*SUPPLIED RECORDS*.
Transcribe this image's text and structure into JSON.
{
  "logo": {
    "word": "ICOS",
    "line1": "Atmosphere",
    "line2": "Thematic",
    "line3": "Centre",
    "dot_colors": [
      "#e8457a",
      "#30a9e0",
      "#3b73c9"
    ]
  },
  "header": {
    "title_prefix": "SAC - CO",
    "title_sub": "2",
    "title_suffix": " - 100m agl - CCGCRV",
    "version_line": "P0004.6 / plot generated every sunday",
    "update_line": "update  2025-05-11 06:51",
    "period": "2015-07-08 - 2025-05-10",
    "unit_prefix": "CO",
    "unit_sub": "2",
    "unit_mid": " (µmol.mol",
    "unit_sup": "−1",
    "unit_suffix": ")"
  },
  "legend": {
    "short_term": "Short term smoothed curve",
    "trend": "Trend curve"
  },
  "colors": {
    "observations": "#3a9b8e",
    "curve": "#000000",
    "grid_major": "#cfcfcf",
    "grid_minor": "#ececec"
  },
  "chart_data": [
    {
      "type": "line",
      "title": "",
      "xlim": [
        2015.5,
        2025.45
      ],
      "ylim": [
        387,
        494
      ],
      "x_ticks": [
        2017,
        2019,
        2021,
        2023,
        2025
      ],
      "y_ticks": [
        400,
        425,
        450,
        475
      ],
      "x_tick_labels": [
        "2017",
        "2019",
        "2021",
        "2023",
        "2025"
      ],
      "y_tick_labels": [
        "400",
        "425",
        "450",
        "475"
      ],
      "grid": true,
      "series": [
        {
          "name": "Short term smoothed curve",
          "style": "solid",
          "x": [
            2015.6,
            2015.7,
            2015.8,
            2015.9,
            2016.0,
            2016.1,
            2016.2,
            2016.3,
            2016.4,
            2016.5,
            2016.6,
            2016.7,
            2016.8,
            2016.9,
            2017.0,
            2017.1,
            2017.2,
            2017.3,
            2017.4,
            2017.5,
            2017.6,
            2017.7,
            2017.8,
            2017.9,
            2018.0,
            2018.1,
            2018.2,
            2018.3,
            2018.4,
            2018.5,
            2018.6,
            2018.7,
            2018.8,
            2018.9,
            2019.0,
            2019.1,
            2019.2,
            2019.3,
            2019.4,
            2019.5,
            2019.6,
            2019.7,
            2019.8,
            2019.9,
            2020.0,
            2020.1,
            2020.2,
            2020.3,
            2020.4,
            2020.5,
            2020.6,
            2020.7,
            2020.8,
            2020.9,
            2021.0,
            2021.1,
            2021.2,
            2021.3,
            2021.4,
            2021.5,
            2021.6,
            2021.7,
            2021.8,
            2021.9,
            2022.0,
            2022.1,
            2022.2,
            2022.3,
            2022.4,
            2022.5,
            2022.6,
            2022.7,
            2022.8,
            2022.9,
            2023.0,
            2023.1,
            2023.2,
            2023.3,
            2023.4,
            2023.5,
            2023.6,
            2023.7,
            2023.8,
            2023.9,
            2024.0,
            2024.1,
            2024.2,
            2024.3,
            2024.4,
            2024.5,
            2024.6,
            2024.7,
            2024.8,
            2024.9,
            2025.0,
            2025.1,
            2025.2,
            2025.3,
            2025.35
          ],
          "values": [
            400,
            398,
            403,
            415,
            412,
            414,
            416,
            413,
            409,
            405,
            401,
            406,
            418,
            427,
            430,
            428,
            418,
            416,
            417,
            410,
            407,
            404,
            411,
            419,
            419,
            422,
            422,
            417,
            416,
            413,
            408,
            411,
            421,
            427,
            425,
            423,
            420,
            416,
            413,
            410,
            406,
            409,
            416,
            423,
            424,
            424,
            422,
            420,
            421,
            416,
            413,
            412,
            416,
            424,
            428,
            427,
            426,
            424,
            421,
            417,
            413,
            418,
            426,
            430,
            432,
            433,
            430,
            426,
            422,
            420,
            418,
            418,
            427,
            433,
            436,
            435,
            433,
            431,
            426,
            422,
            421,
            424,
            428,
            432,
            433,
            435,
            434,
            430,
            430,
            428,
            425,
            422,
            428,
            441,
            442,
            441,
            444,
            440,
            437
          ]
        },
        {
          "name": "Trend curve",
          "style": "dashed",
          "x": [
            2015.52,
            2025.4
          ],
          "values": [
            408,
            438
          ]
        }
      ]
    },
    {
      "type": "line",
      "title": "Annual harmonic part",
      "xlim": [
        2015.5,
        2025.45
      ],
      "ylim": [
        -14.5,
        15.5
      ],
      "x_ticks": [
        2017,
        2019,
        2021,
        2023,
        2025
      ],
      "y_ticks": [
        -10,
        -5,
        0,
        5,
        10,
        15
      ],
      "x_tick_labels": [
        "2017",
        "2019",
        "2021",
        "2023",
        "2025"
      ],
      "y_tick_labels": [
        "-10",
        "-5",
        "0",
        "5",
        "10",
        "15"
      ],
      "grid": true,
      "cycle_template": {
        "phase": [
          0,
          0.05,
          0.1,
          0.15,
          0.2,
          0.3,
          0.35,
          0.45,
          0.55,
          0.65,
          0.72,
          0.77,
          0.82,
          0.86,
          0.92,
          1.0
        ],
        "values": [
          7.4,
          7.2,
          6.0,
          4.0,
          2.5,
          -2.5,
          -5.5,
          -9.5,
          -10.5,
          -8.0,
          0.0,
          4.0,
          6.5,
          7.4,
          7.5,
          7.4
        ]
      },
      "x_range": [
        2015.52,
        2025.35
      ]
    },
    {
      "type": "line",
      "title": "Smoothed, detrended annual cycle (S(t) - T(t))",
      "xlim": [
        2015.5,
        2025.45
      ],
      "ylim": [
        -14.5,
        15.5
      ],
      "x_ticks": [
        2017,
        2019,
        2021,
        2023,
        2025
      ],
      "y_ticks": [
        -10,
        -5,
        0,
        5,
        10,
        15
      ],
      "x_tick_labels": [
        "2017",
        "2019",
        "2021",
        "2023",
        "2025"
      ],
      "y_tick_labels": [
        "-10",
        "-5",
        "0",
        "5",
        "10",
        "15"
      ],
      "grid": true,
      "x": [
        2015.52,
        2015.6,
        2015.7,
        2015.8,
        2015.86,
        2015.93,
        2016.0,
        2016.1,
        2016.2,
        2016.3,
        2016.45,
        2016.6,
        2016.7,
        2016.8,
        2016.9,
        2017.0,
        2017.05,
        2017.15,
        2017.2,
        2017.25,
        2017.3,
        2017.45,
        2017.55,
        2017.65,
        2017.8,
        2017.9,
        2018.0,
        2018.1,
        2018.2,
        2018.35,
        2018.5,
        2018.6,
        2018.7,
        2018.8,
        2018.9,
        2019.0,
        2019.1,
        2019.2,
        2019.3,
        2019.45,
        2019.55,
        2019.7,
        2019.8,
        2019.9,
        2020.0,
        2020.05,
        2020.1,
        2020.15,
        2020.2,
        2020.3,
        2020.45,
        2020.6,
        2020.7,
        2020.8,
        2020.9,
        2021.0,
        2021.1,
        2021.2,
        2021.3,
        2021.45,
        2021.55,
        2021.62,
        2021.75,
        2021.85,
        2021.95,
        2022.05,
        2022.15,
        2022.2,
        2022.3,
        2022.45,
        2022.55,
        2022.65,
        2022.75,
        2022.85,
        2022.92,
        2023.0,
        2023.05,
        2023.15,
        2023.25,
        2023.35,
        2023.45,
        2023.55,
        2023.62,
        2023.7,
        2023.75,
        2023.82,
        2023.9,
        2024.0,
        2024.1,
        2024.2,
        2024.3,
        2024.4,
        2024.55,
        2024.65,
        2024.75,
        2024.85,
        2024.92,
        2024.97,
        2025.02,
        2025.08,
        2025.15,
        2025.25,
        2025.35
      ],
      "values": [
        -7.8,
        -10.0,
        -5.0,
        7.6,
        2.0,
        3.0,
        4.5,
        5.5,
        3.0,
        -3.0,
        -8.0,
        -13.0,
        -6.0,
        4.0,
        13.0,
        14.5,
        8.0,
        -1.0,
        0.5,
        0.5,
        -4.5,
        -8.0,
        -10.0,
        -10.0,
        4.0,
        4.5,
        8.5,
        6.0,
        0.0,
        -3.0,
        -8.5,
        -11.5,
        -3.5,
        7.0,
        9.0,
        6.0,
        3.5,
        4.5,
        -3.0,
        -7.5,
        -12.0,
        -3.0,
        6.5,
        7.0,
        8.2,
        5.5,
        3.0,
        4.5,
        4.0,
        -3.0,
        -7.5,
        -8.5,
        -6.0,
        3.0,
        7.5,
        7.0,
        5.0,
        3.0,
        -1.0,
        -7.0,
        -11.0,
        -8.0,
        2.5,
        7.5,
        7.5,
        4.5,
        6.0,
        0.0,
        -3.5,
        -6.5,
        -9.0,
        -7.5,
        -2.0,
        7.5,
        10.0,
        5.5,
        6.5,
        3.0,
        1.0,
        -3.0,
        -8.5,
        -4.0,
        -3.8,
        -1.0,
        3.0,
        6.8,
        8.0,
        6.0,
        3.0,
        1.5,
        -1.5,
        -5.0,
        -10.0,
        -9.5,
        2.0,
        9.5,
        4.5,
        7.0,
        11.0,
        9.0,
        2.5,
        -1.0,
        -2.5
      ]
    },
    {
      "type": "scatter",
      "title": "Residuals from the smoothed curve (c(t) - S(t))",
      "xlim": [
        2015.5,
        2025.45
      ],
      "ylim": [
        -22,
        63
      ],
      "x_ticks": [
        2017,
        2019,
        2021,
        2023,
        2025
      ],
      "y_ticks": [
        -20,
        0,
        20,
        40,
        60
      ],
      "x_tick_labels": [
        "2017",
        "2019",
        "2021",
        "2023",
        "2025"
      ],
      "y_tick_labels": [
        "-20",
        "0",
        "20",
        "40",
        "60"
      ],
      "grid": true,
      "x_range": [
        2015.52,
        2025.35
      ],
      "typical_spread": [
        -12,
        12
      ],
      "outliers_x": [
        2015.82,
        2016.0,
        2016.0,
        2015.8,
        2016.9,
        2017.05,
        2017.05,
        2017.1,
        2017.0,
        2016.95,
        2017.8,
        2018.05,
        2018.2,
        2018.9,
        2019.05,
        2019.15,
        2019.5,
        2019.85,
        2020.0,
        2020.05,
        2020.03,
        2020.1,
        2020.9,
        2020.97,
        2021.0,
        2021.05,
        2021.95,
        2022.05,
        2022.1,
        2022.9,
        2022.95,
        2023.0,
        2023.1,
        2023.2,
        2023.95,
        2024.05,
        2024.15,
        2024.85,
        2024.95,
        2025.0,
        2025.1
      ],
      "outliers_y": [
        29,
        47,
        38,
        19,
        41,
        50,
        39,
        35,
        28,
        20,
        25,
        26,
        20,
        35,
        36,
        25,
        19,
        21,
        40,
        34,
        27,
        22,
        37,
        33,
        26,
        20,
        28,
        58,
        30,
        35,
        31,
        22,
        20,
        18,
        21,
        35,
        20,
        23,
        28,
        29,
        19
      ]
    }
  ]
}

*EXERCISE DIRECTIONS*.
Where a line of the records above holds the word "curve", copy that line.

*SOLUTION*.
    "short_term": "Short term smoothed curve",
    "trend": "Trend curve"
    "curve": "#000000",
          "name": "Short term smoothed curve",
          "name": "Trend curve",
      "title": "Residuals from the smoothed curve (c(t) - S(t))",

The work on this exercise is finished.